--- start DATA LINES ---

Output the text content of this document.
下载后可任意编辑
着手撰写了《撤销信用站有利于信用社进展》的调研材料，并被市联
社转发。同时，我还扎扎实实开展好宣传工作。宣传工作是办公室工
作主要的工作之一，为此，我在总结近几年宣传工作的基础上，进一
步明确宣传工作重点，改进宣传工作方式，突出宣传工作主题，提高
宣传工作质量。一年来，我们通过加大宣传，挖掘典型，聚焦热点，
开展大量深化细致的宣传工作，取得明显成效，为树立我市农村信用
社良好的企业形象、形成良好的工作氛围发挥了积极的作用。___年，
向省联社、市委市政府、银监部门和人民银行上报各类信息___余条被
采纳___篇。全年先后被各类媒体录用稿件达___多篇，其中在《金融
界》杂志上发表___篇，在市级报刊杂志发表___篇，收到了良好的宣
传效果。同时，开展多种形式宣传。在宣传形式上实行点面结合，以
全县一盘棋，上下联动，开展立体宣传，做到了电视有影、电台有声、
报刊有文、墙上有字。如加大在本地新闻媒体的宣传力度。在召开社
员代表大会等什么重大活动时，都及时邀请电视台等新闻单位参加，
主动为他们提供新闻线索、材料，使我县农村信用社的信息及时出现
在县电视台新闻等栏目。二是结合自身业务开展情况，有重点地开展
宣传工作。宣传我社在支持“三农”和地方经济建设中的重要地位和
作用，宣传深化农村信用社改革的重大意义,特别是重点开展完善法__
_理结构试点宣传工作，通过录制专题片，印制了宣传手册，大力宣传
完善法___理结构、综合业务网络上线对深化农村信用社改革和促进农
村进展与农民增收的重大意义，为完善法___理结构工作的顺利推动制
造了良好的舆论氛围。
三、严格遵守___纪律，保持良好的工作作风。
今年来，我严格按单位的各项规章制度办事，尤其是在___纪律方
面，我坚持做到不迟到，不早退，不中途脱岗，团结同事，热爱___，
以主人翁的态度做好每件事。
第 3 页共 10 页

--- end DATA LINES ---

- _TO DO_:
Retype the entries exactly, including every line.

- _WRITTEN ANSWER_:
Output the text content of this document.
下载后可任意编辑
着手撰写了《撤销信用站有利于信用社进展》的调研材料，并被市联
社转发。同时，我还扎扎实实开展好宣传工作。宣传工作是办公室工
作主要的工作之一，为此，我在总结近几年宣传工作的基础上，进一
步明确宣传工作重点，改进宣传工作方式，突出宣传工作主题，提高
宣传工作质量。一年来，我们通过加大宣传，挖掘典型，聚焦热点，
开展大量深化细致的宣传工作，取得明显成效，为树立我市农村信用
社良好的企业形象、形成良好的工作氛围发挥了积极的作用。___年，
向省联社、市委市政府、银监部门和人民银行上报各类信息___余条被
采纳___篇。全年先后被各类媒体录用稿件达___多篇，其中在《金融
界》杂志上发表___篇，在市级报刊杂志发表___篇，收到了良好的宣
传效果。同时，开展多种形式宣传。在宣传形式上实行点面结合，以
全县一盘棋，上下联动，开展立体宣传，做到了电视有影、电台有声、
报刊有文、墙上有字。如加大在本地新闻媒体的宣传力度。在召开社
员代表大会等什么重大活动时，都及时邀请电视台等新闻单位参加，
主动为他们提供新闻线索、材料，使我县农村信用社的信息及时出现
在县电视台新闻等栏目。二是结合自身业务开展情况，有重点地开展
宣传工作。宣传我社在支持“三农”和地方经济建设中的重要地位和
作用，宣传深化农村信用社改革的重大意义,特别是重点开展完善法__
_理结构试点宣传工作，通过录制专题片，印制了宣传手册，大力宣传
完善法___理结构、综合业务网络上线对深化农村信用社改革和促进农
村进展与农民增收的重大意义，为完善法___理结构工作的顺利推动制
造了良好的舆论氛围。
三、严格遵守___纪律，保持良好的工作作风。
今年来，我严格按单位的各项规章制度办事，尤其是在___纪律方
面，我坚持做到不迟到，不早退，不中途脱岗，团结同事，热爱___，
以主人翁的态度做好每件事。
第 3 页共 10 页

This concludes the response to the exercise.